_TO BE DONE_
Your task is to repeat the listing exactly.

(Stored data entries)
####

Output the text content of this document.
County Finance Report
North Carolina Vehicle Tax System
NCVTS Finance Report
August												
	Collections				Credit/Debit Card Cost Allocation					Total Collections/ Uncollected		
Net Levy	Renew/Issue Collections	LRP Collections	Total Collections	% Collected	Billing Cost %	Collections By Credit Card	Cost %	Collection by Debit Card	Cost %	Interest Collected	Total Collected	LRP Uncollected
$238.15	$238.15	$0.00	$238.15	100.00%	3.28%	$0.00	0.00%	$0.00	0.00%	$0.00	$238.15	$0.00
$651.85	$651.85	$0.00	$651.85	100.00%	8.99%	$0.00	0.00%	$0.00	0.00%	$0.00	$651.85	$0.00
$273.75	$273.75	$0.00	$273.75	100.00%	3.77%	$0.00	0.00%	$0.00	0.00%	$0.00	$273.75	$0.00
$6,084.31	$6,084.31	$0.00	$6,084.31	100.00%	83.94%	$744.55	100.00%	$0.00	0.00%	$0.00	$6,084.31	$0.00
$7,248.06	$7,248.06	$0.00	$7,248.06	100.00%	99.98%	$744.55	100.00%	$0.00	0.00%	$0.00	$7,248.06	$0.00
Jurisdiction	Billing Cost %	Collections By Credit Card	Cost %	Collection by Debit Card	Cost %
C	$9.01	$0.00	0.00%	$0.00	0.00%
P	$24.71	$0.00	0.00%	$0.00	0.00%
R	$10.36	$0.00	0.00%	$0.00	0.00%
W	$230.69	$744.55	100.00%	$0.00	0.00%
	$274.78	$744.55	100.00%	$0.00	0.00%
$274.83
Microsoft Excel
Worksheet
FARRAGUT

####

_ANSWER BELOW_
Output the text content of this document.
County Finance Report
North Carolina Vehicle Tax System
NCVTS Finance Report
August												
	Collections				Credit/Debit Card Cost Allocation					Total Collections/ Uncollected		
Net Levy	Renew/Issue Collections	LRP Collections	Total Collections	% Collected	Billing Cost %	Collections By Credit Card	Cost %	Collection by Debit Card	Cost %	Interest Collected	Total Collected	LRP Uncollected
$238.15	$238.15	$0.00	$238.15	100.00%	3.28%	$0.00	0.00%	$0.00	0.00%	$0.00	$238.15	$0.00
$651.85	$651.85	$0.00	$651.85	100.00%	8.99%	$0.00	0.00%	$0.00	0.00%	$0.00	$651.85	$0.00
$273.75	$273.75	$0.00	$273.75	100.00%	3.77%	$0.00	0.00%	$0.00	0.00%	$0.00	$273.75	$0.00
$6,084.31	$6,084.31	$0.00	$6,084.31	100.00%	83.94%	$744.55	100.00%	$0.00	0.00%	$0.00	$6,084.31	$0.00
$7,248.06	$7,248.06	$0.00	$7,248.06	100.00%	99.98%	$744.55	100.00%	$0.00	0.00%	$0.00	$7,248.06	$0.00
Jurisdiction	Billing Cost %	Collections By Credit Card	Cost %	Collection by Debit Card	Cost %
C	$9.01	$0.00	0.00%	$0.00	0.00%
P	$24.71	$0.00	0.00%	$0.00	0.00%
R	$10.36	$0.00	0.00%	$0.00	0.00%
W	$230.69	$744.55	100.00%	$0.00	0.00%
	$274.78	$744.55	100.00%	$0.00	0.00%
$274.83
Microsoft Excel
Worksheet
FARRAGUT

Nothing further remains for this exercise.